* [EXERCISE REQUIREMENTS] Your task is to transcribe all the entries exactly, excluding pictures.

* [Collected data entries]

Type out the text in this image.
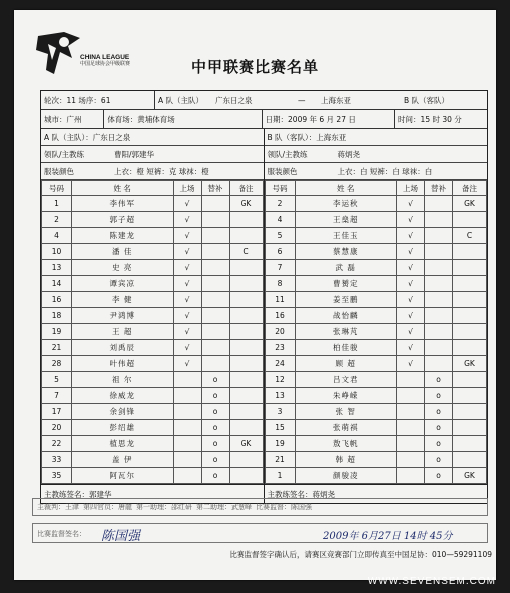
CHINA LEAGUE
中国足球协会甲级联赛	中甲联赛比赛名单
轮次：11 场序：61	A 队（主队）	广东日之泉	—	上海东亚	B 队（客队）
城市：广州	体育场：黄埔体育场	日期：2009 年 6 月 27 日	时间：15 时 30 分
A 队（主队）：广东日之泉
领队/主教练	曹阳/郭建华
服装颜色	上衣：橙 短裤：克 球袜：橙
号码	姓 名	上场	替补	备注
1	李伟军	√		GK
2	郭子超	√		
4	陈建龙	√		
10	潘 佳	√		C
13	史 亮	√		
14	谭宾凉	√		
16	李 健	√		
18	尹鸿博	√		
19	王 超	√		
21	刘禹辰	√		
28	叶伟超	√		
5	祖 尔		o	
7	徐威龙		o	
17	余剑锋		o	
20	彭绍雄		o	
22	植思龙		o	GK
33	盖 伊		o	
35	阿瓦尔		o	
主教练签名：郭建华
B 队（客队）：上海东亚
领队/主教练	蒋炳尧
服装颜色	上衣：白 短裤：白 球袜：白
号码	姓 名	上场	替补	备注
2	李运秋	√		GK
4	王燊超	√		
5	王佳玉	√		C
6	蔡慧康	√		
7	武 磊	√		
8	曹赟定	√		
11	姜至鹏	√		
16	战怡麟	√		
20	张琳芃	√		
23	柏佳骏	√		
24	顾 超	√		GK
12	吕文君		o	
13	朱峥嵘		o	
3	张 智		o	
15	张萌祺		o	
19	敖飞帆		o	
21	韩 超		o	
1	颜骏凌		o	GK
主教练签名：蒋炳尧
主裁判：王津 第四官员：唐龍 第一助理：邵红研 第二助理：武慧峰 比赛监督：陈国强
比赛监督签名： 陈国强	2009年 6月27日 14时 45分
比赛监督签字确认后，请赛区竞赛部门立即传真至中国足协：010—59291109
WWW.SEVENSEM.COM
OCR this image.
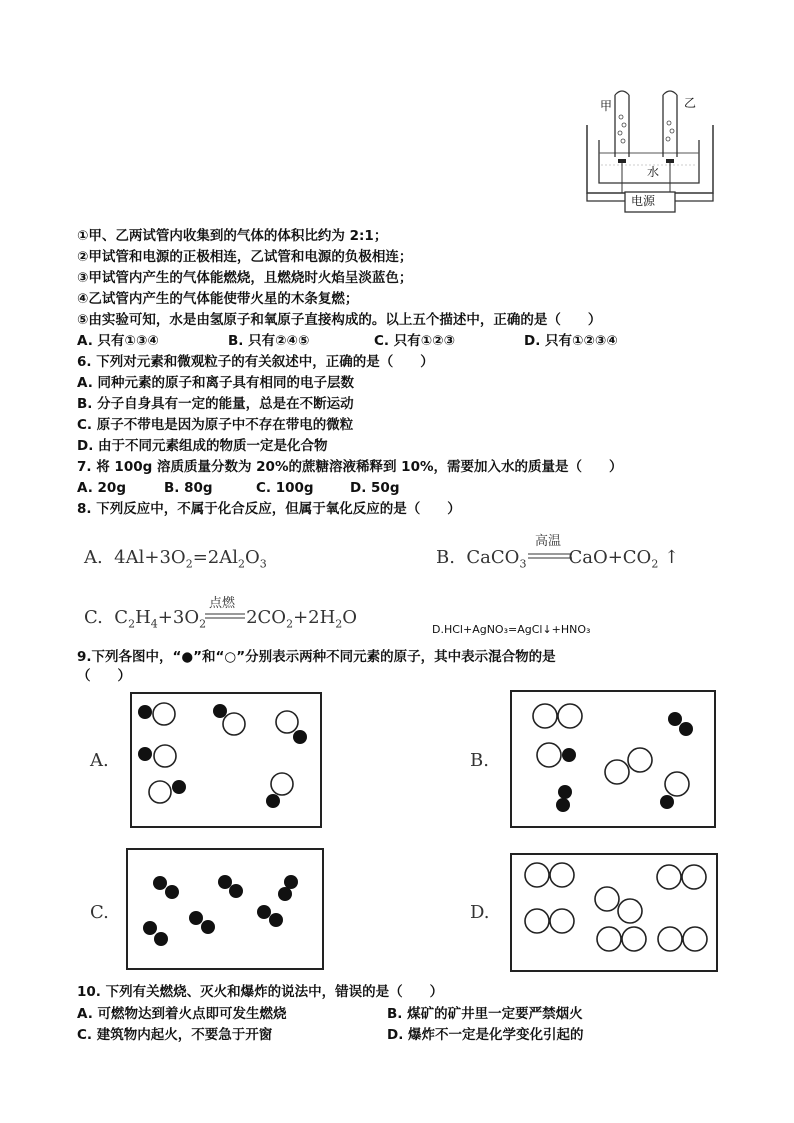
甲	乙
水
电源
①甲、乙两试管内收集到的气体的体积比约为 2:1；
②甲试管和电源的正极相连，乙试管和电源的负极相连；
③甲试管内产生的气体能燃烧，且燃烧时火焰呈淡蓝色；
④乙试管内产生的气体能使带火星的木条复燃；
⑤由实验可知，水是由氢原子和氧原子直接构成的。以上五个描述中，正确的是（　　）
A. 只有①③④	B. 只有②④⑤	C. 只有①②③	D. 只有①②③④
6. 下列对元素和微观粒子的有关叙述中，正确的是（　　）
A. 同种元素的原子和离子具有相同的电子层数
B. 分子自身具有一定的能量，总是在不断运动
C. 原子不带电是因为原子中不存在带电的微粒
D. 由于不同元素组成的物质一定是化合物
7. 将 100g 溶质质量分数为 20%的蔗糖溶液稀释到 10%，需要加入水的质量是（　　）
A. 20g	B. 80g	C. 100g	D. 50g
8. 下列反应中，不属于化合反应，但属于氧化反应的是（　　）
A.  $4Al+3O_2=2Al_2O_3$	B.  CaCO$_3$ $CaO+CO_2$ ↑
高温
C.  $C_2H_4+3O_2$ $2CO_2+2H_2O$
点燃
D.HCl+AgNO₃=AgCl↓+HNO₃
9.下列各图中，“●”和“○”分别表示两种不同元素的原子，其中表示混合物的是
（　　）
A.	B.
C.	D.
10. 下列有关燃烧、灭火和爆炸的说法中，错误的是（　　）
A. 可燃物达到着火点即可发生燃烧	B. 煤矿的矿井里一定要严禁烟火
C. 建筑物内起火，不要急于开窗	D. 爆炸不一定是化学变化引起的
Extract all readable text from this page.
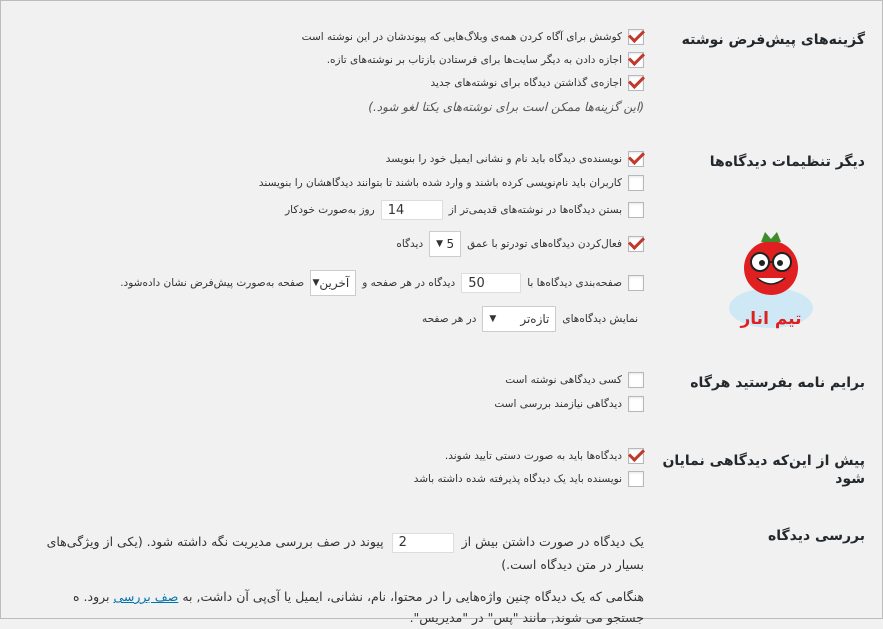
گزینه‌های پیش‌فرض نوشته
کوشش برای آگاه کردن همه‌ی وبلاگ‌هایی که پیوندشان در این نوشته است
اجازه دادن به دیگر سایت‌ها برای فرستادن بازتاب بر نوشته‌های تازه.
اجازه‌ی گذاشتن دیدگاه برای نوشته‌های جدید
(این گزینه‌ها ممکن است برای نوشته‌های یکتا لغو شود.)
دیگر تنظیمات دیدگاه‌ها
نویسنده‌ی دیدگاه باید نام و نشانی ایمیل خود را بنویسد
کاربران باید نام‌نویسی کرده باشند و وارد شده باشند تا بتوانند دیدگاهشان را بنویسند
بستن دیدگاه‌ها در نوشته‌های قدیمی‌تر از
14
روز به‌صورت خودکار
فعال‌کردن دیدگاه‌های تودرتو با عمق
5
▼
دیدگاه
صفحه‌بندی دیدگاه‌ها با
50
دیدگاه در هر صفحه و
آخرین
▼
صفحه به‌صورت پیش‌فرض نشان داده‌شود.
نمایش دیدگاه‌های
تازه‌تر
▼
در هر صفحه	تیم انار
برایم نامه بفرستید هرگاه
کسی دیدگاهی نوشته است
دیدگاهی نیازمند بررسی است
پیش از این‌که دیدگاهی نمایان
شود
دیدگاه‌ها باید به صورت دستی تایید شوند.
نویسنده باید یک دیدگاه پذیرفته شده داشته باشد
بررسی دیدگاه
یک دیدگاه در صورت داشتن بیش از 2 پیوند در صف بررسی مدیریت نگه داشته شود. (یکی از ویژگی‌های
بسیار در متن دیدگاه است.)
هنگامی که یک دیدگاه چنین واژه‌هایی را در محتوا، نام، نشانی، ایمیل یا آی‌پی آن داشت, به صف بررسی برود. ه
جستجو می شوند, مانند "پس" در "مدیریس".
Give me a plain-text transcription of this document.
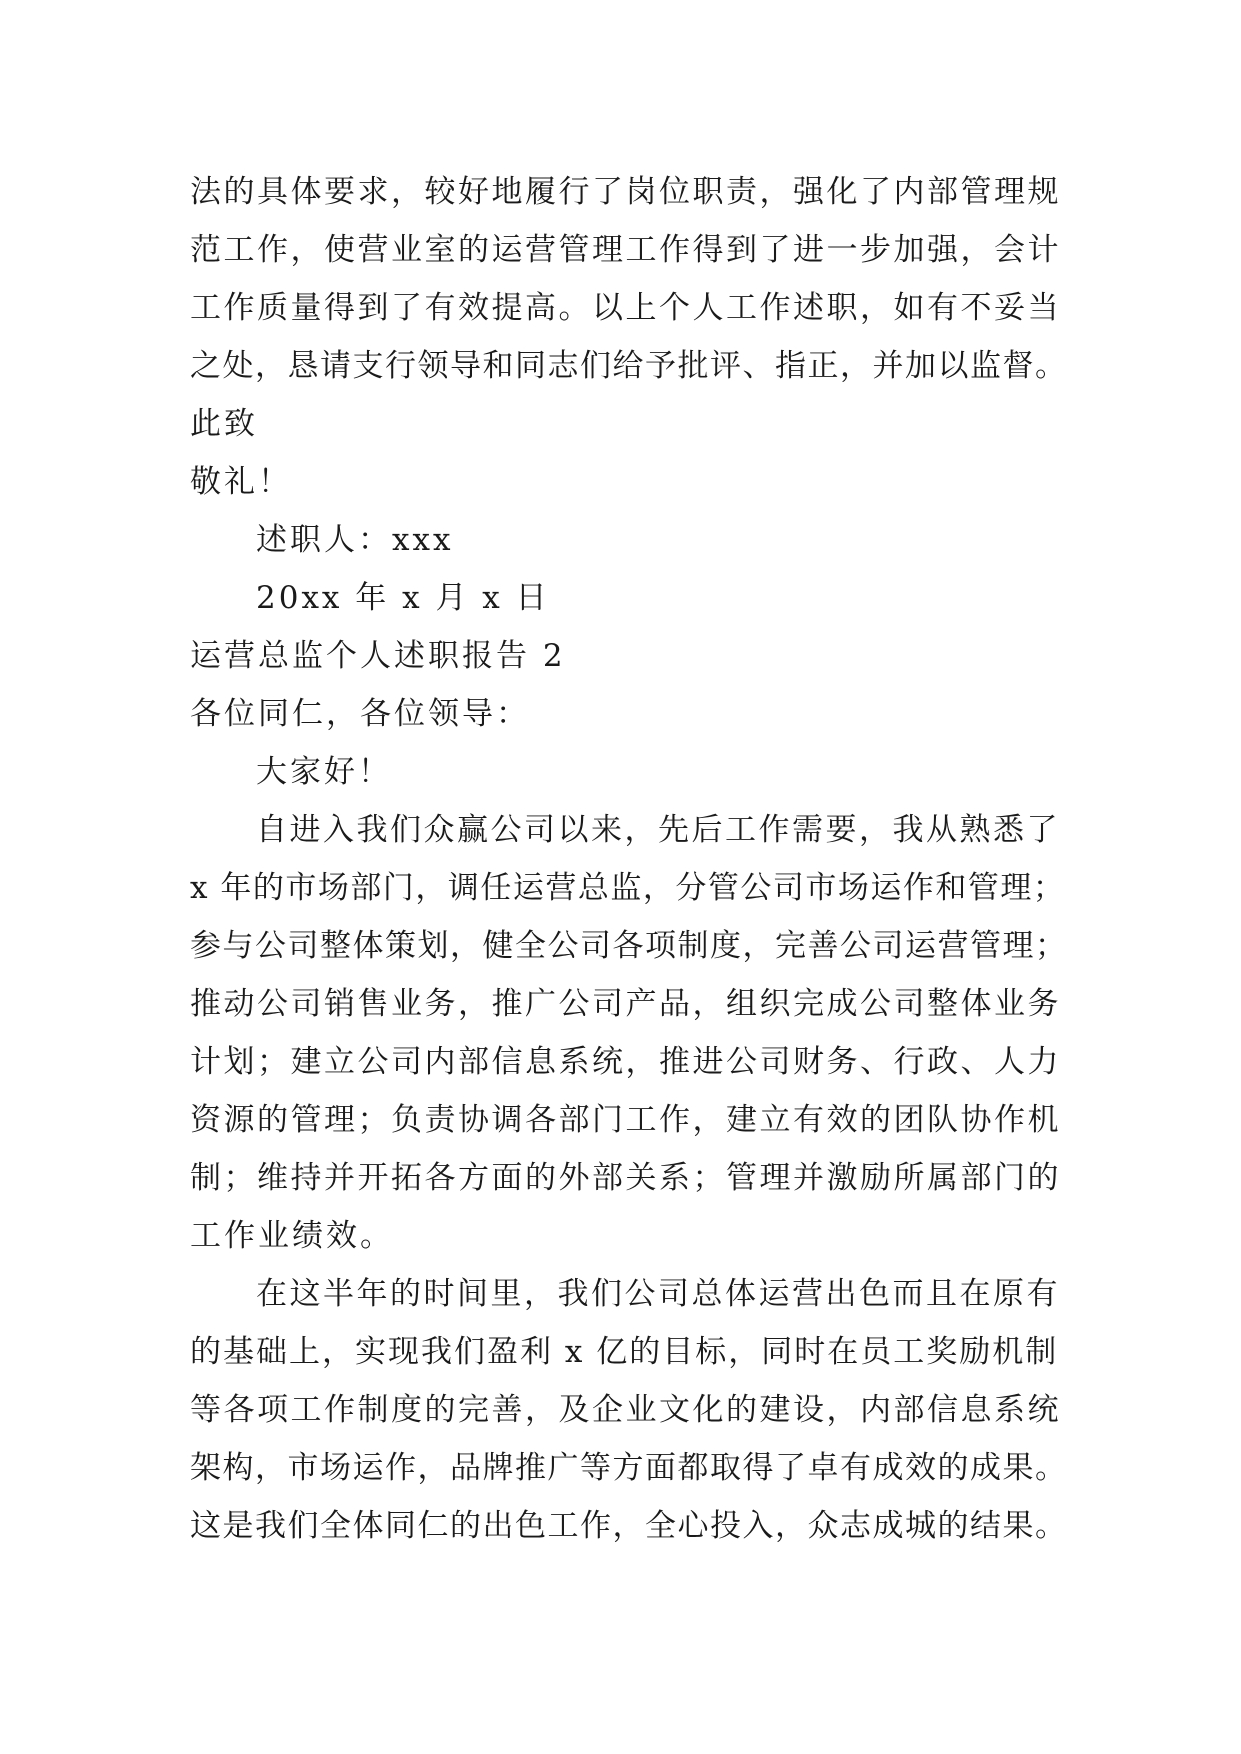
法的具体要求，较好地履行了岗位职责，强化了内部管理规
范工作，使营业室的运营管理工作得到了进一步加强，会计
工作质量得到了有效提高。以上个人工作述职，如有不妥当
之处，恳请支行领导和同志们给予批评、指正，并加以监督。
此致
敬礼！
述职人：xxx
20xx 年 x 月 x 日
运营总监个人述职报告 2
各位同仁，各位领导：
大家好！
自进入我们众赢公司以来，先后工作需要，我从熟悉了
x 年的市场部门，调任运营总监，分管公司市场运作和管理；
参与公司整体策划，健全公司各项制度，完善公司运营管理；
推动公司销售业务，推广公司产品，组织完成公司整体业务
计划；建立公司内部信息系统，推进公司财务、行政、人力
资源的管理；负责协调各部门工作，建立有效的团队协作机
制；维持并开拓各方面的外部关系；管理并激励所属部门的
工作业绩效。
在这半年的时间里，我们公司总体运营出色而且在原有
的基础上，实现我们盈利 x 亿的目标，同时在员工奖励机制
等各项工作制度的完善，及企业文化的建设，内部信息系统
架构，市场运作，品牌推广等方面都取得了卓有成效的成果。
这是我们全体同仁的出色工作，全心投入，众志成城的结果。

* [EXPECTED ANSWER]
Type out the text in this image.
CHINA LEAGUE
中国足球协会甲级联赛	中甲联赛比赛名单
轮次：11 场序：61	A 队（主队）	广东日之泉	—	上海东亚	B 队（客队）
城市：广州	体育场：黄埔体育场	日期：2009 年 6 月 27 日	时间：15 时 30 分
A 队（主队）：广东日之泉
领队/主教练	曹阳/郭建华
服装颜色	上衣：橙 短裤：克 球袜：橙
号码	姓 名	上场	替补	备注
1	李伟军	√		GK
2	郭子超	√		
4	陈建龙	√		
10	潘 佳	√		C
13	史 亮	√		
14	谭宾凉	√		
16	李 健	√		
18	尹鸿博	√		
19	王 超	√		
21	刘禹辰	√		
28	叶伟超	√		
5	祖 尔		o	
7	徐威龙		o	
17	余剑锋		o	
20	彭绍雄		o	
22	植思龙		o	GK
33	盖 伊		o	
35	阿瓦尔		o	
主教练签名：郭建华
B 队（客队）：上海东亚
领队/主教练	蒋炳尧
服装颜色	上衣：白 短裤：白 球袜：白
号码	姓 名	上场	替补	备注
2	李运秋	√		GK
4	王燊超	√		
5	王佳玉	√		C
6	蔡慧康	√		
7	武 磊	√		
8	曹赟定	√		
11	姜至鹏	√		
16	战怡麟	√		
20	张琳芃	√		
23	柏佳骏	√		
24	顾 超	√		GK
12	吕文君		o	
13	朱峥嵘		o	
3	张 智		o	
15	张萌祺		o	
19	敖飞帆		o	
21	韩 超		o	
1	颜骏凌		o	GK
主教练签名：蒋炳尧
主裁判：王津 第四官员：唐龍 第一助理：邵红研 第二助理：武慧峰 比赛监督：陈国强
比赛监督签名： 陈国强	2009年 6月27日 14时 45分
比赛监督签字确认后，请赛区竞赛部门立即传真至中国足协：010—59291109
WWW.SEVENSEM.COM
OCR this image.
甲	乙
水
电源
①甲、乙两试管内收集到的气体的体积比约为 2:1；
②甲试管和电源的正极相连，乙试管和电源的负极相连；
③甲试管内产生的气体能燃烧，且燃烧时火焰呈淡蓝色；
④乙试管内产生的气体能使带火星的木条复燃；
⑤由实验可知，水是由氢原子和氧原子直接构成的。以上五个描述中，正确的是（　　）
A. 只有①③④	B. 只有②④⑤	C. 只有①②③	D. 只有①②③④
6. 下列对元素和微观粒子的有关叙述中，正确的是（　　）
A. 同种元素的原子和离子具有相同的电子层数
B. 分子自身具有一定的能量，总是在不断运动
C. 原子不带电是因为原子中不存在带电的微粒
D. 由于不同元素组成的物质一定是化合物
7. 将 100g 溶质质量分数为 20%的蔗糖溶液稀释到 10%，需要加入水的质量是（　　）
A. 20g	B. 80g	C. 100g	D. 50g
8. 下列反应中，不属于化合反应，但属于氧化反应的是（　　）
A.  $4Al+3O_2=2Al_2O_3$	B.  CaCO$_3$ $CaO+CO_2$ ↑
高温
C.  $C_2H_4+3O_2$ $2CO_2+2H_2O$
点燃
D.HCl+AgNO₃=AgCl↓+HNO₃
9.下列各图中，“●”和“○”分别表示两种不同元素的原子，其中表示混合物的是
（　　）
A.	B.
C.	D.
10. 下列有关燃烧、灭火和爆炸的说法中，错误的是（　　）
A. 可燃物达到着火点即可发生燃烧	B. 煤矿的矿井里一定要严禁烟火
C. 建筑物内起火，不要急于开窗	D. 爆炸不一定是化学变化引起的
Extract all readable text from this page.
گزینه‌های پیش‌فرض نوشته
کوشش برای آگاه کردن همه‌ی وبلاگ‌هایی که پیوندشان در این نوشته است
اجازه دادن به دیگر سایت‌ها برای فرستادن بازتاب بر نوشته‌های تازه.
اجازه‌ی گذاشتن دیدگاه برای نوشته‌های جدید
(این گزینه‌ها ممکن است برای نوشته‌های یکتا لغو شود.)
دیگر تنظیمات دیدگاه‌ها
نویسنده‌ی دیدگاه باید نام و نشانی ایمیل خود را بنویسد
کاربران باید نام‌نویسی کرده باشند و وارد شده باشند تا بتوانند دیدگاهشان را بنویسند
بستن دیدگاه‌ها در نوشته‌های قدیمی‌تر از
14
روز به‌صورت خودکار
فعال‌کردن دیدگاه‌های تودرتو با عمق
5
▼
دیدگاه
صفحه‌بندی دیدگاه‌ها با
50
دیدگاه در هر صفحه و
آخرین
▼
صفحه به‌صورت پیش‌فرض نشان داده‌شود.
نمایش دیدگاه‌های
تازه‌تر
▼
در هر صفحه	تیم انار
برایم نامه بفرستید هرگاه
کسی دیدگاهی نوشته است
دیدگاهی نیازمند بررسی است
پیش از این‌که دیدگاهی نمایان
شود
دیدگاه‌ها باید به صورت دستی تایید شوند.
نویسنده باید یک دیدگاه پذیرفته شده داشته باشد
بررسی دیدگاه
یک دیدگاه در صورت داشتن بیش از 2 پیوند در صف بررسی مدیریت نگه داشته شود. (یکی از ویژگی‌های
بسیار در متن دیدگاه است.)
هنگامی که یک دیدگاه چنین واژه‌هایی را در محتوا، نام، نشانی، ایمیل یا آی‌پی آن داشت, به صف بررسی برود. ه
جستجو می شوند, مانند "پس" در "مدیریس".
Give me a plain-text transcription of this document.
法的具体要求，较好地履行了岗位职责，强化了内部管理规
范工作，使营业室的运营管理工作得到了进一步加强，会计
工作质量得到了有效提高。以上个人工作述职，如有不妥当
之处，恳请支行领导和同志们给予批评、指正，并加以监督。
此致
敬礼！
述职人：xxx
20xx 年 x 月 x 日
运营总监个人述职报告 2
各位同仁，各位领导：
大家好！
自进入我们众赢公司以来，先后工作需要，我从熟悉了
x 年的市场部门，调任运营总监，分管公司市场运作和管理；
参与公司整体策划，健全公司各项制度，完善公司运营管理；
推动公司销售业务，推广公司产品，组织完成公司整体业务
计划；建立公司内部信息系统，推进公司财务、行政、人力
资源的管理；负责协调各部门工作，建立有效的团队协作机
制；维持并开拓各方面的外部关系；管理并激励所属部门的
工作业绩效。
在这半年的时间里，我们公司总体运营出色而且在原有
的基础上，实现我们盈利 x 亿的目标，同时在员工奖励机制
等各项工作制度的完善，及企业文化的建设，内部信息系统
架构，市场运作，品牌推广等方面都取得了卓有成效的成果。
这是我们全体同仁的出色工作，全心投入，众志成城的结果。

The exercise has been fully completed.